### WHAT YOU NEED TO DO
Determine how many lines of the material hold the string "name" and reply with only that number.

### PROVIDED RECORDS
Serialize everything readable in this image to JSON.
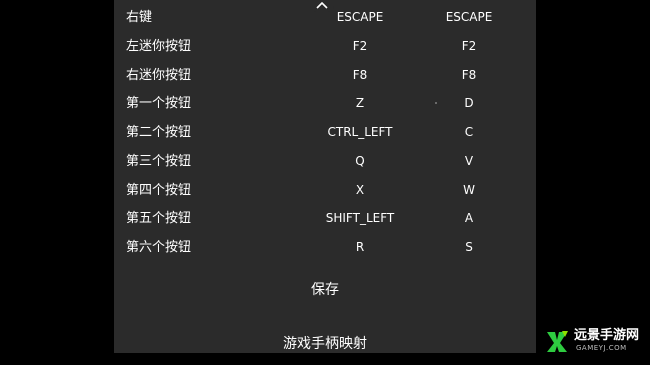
{
  "mapping_rows": [
    {
      "name": "右键",
      "key1": "ESCAPE",
      "key2": "ESCAPE"
    },
    {
      "name": "左迷你按钮",
      "key1": "F2",
      "key2": "F2"
    },
    {
      "name": "右迷你按钮",
      "key1": "F8",
      "key2": "F8"
    },
    {
      "name": "第一个按钮",
      "key1": "Z",
      "key2": "D"
    },
    {
      "name": "第二个按钮",
      "key1": "CTRL_LEFT",
      "key2": "C"
    },
    {
      "name": "第三个按钮",
      "key1": "Q",
      "key2": "V"
    },
    {
      "name": "第四个按钮",
      "key1": "X",
      "key2": "W"
    },
    {
      "name": "第五个按钮",
      "key1": "SHIFT_LEFT",
      "key2": "A"
    },
    {
      "name": "第六个按钮",
      "key1": "R",
      "key2": "S"
    }
  ],
  "save_label": "保存",
  "footer_title": "游戏手柄映射",
  "collapse_icon": "chevron-up-icon",
  "watermark": {
    "title": "远景手游网",
    "subtitle": "GAMEYJ.COM",
    "logo_color": "#2ecc40"
  },
  "colors": {
    "background": "#000000",
    "panel": "#2b2b2b",
    "text": "#ffffff"
  }
}
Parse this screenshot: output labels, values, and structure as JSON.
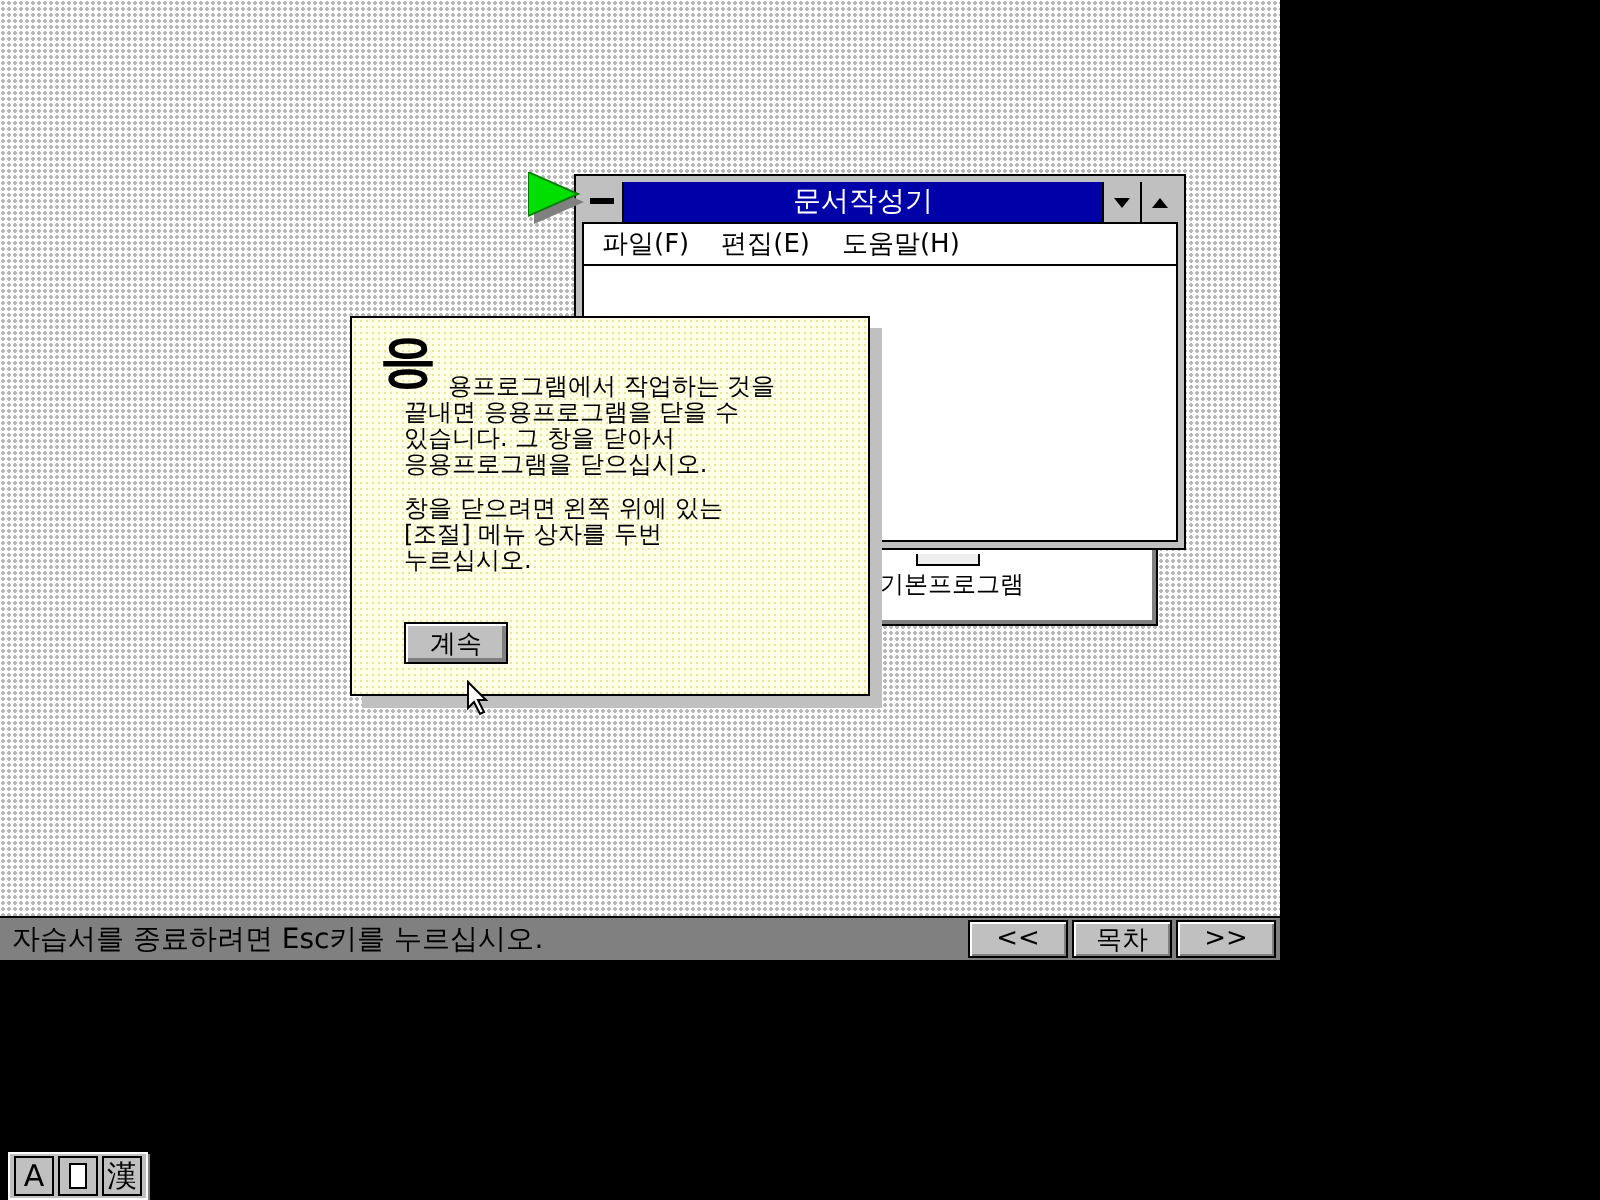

### FINISHED TASK
9